Given problem: Using the material below, copy every line where "alkalom" appears.

Data extracted from a collection:
• • • • • • •

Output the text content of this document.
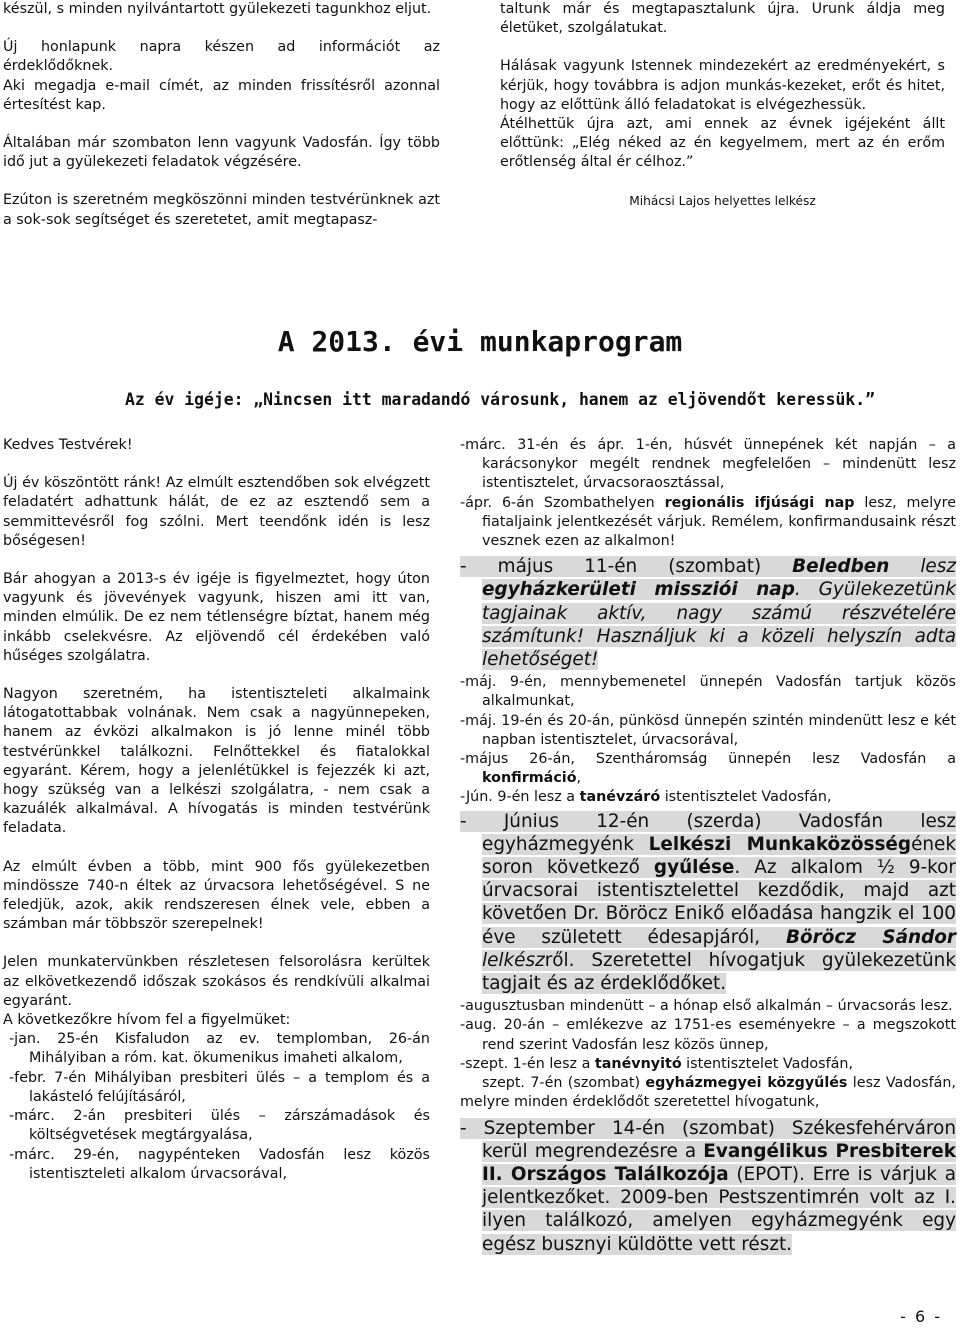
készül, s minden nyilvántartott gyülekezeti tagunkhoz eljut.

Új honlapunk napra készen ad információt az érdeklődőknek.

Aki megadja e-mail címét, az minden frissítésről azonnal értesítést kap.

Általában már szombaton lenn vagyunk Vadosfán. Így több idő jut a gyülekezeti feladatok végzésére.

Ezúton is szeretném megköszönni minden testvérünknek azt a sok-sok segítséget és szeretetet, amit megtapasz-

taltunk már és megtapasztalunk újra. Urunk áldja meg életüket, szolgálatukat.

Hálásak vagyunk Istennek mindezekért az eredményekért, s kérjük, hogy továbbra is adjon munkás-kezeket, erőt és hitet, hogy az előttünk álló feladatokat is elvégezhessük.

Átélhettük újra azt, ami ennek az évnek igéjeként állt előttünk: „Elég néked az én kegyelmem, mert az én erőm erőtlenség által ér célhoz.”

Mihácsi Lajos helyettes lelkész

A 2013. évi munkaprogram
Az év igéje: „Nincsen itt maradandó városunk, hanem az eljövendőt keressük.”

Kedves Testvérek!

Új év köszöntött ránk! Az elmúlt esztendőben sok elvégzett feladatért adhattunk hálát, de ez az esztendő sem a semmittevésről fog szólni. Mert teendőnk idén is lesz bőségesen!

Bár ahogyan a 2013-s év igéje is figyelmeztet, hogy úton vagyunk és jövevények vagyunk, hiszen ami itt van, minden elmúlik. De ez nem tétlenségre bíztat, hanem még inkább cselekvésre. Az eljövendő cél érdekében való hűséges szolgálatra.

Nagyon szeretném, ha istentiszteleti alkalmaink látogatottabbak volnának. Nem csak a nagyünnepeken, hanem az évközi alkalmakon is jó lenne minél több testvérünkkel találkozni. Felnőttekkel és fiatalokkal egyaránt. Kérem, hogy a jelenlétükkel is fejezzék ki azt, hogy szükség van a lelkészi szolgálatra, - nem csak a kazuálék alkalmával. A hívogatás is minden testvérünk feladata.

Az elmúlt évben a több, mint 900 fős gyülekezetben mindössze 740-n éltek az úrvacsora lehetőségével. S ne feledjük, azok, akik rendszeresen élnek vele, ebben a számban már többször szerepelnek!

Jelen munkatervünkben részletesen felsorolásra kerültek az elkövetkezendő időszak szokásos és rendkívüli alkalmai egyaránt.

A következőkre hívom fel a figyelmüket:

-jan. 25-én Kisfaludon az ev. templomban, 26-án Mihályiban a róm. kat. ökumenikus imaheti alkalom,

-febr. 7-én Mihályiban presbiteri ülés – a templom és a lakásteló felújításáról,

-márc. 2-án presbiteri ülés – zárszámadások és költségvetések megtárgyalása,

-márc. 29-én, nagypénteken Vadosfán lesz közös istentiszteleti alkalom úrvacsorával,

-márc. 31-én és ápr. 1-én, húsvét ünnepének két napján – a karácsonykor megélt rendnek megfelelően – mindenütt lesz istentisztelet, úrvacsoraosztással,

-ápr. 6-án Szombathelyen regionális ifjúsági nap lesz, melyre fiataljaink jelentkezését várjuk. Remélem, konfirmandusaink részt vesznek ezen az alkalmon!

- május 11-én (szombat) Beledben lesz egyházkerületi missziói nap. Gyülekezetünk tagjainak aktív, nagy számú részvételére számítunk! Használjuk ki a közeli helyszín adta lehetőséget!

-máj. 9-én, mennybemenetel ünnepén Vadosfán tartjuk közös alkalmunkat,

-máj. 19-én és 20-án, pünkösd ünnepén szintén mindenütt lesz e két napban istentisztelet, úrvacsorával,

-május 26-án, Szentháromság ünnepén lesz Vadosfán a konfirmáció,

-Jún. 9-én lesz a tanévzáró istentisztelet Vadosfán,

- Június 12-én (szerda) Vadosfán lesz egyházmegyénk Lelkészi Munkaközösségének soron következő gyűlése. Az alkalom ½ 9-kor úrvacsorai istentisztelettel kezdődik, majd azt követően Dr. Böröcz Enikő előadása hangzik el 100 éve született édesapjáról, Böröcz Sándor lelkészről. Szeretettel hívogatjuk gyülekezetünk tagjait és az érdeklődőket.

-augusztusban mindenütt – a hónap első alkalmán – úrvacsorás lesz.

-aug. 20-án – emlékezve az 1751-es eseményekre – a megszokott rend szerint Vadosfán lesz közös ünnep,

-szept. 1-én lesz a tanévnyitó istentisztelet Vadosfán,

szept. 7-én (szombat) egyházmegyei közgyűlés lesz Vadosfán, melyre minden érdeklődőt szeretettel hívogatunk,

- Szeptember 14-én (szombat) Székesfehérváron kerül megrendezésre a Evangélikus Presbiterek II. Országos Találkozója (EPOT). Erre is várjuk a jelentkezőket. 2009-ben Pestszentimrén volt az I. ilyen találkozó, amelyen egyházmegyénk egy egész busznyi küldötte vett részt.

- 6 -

• • • • • • •

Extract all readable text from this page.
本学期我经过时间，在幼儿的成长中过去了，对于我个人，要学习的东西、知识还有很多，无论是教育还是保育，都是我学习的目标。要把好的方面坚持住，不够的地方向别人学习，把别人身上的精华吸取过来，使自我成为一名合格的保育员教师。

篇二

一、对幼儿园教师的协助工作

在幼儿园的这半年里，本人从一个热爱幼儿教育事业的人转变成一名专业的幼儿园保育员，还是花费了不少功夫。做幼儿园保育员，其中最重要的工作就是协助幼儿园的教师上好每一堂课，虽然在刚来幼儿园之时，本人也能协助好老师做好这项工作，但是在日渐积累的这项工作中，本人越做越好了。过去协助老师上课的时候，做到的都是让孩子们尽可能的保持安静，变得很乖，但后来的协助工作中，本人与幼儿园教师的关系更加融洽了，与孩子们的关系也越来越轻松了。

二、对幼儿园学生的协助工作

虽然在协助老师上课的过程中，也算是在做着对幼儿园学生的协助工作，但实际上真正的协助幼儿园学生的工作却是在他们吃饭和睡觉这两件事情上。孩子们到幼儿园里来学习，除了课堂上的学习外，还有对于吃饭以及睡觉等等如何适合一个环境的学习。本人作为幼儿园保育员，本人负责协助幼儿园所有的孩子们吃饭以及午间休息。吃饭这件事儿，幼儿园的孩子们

• • • • • • •

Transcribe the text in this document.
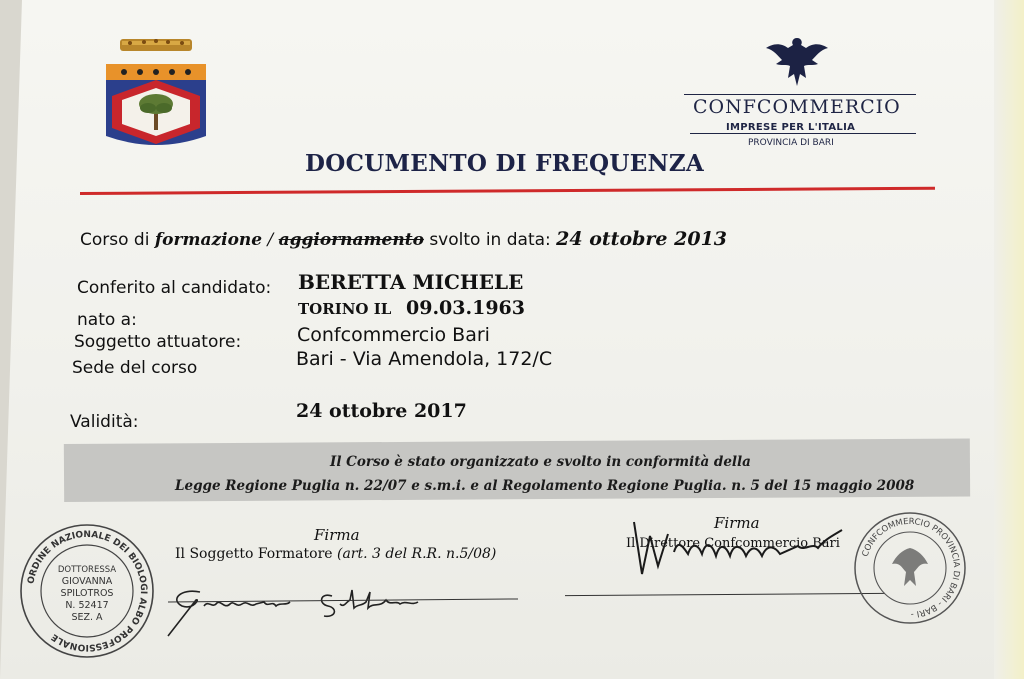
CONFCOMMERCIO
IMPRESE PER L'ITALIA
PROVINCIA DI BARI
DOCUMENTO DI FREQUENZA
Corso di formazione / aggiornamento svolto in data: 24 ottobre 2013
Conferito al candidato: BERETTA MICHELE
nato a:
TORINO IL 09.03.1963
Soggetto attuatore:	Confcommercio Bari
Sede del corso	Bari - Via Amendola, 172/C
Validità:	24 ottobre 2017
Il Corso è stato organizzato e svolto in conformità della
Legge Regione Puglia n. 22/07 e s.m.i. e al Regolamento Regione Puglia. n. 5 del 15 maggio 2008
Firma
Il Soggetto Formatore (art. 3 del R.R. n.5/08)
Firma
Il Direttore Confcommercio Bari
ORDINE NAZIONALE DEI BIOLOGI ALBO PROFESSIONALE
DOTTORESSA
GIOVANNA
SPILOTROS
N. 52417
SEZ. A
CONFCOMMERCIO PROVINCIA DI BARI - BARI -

• • • • • • •

Exercise solution:
-jan. 25-én Kisfaludon az ev. templomban, 26-án Mihályiban a róm. kat. ökumenikus imaheti alkalom,
-márc. 29-én, nagypénteken Vadosfán lesz közös istentiszteleti alkalom úrvacsorával,
- Június 12-én (szerda) Vadosfán lesz egyházmegyénk Lelkészi Munkaközösségének soron következő gyűlése. Az alkalom ½ 9-kor úrvacsorai istentisztelettel kezdődik, majd azt követően Dr. Böröcz Enikő előadása hangzik el 100 éve született édesapjáról, Böröcz Sándor lelkészről. Szeretettel hívogatjuk gyülekezetünk tagjait és az érdeklődőket.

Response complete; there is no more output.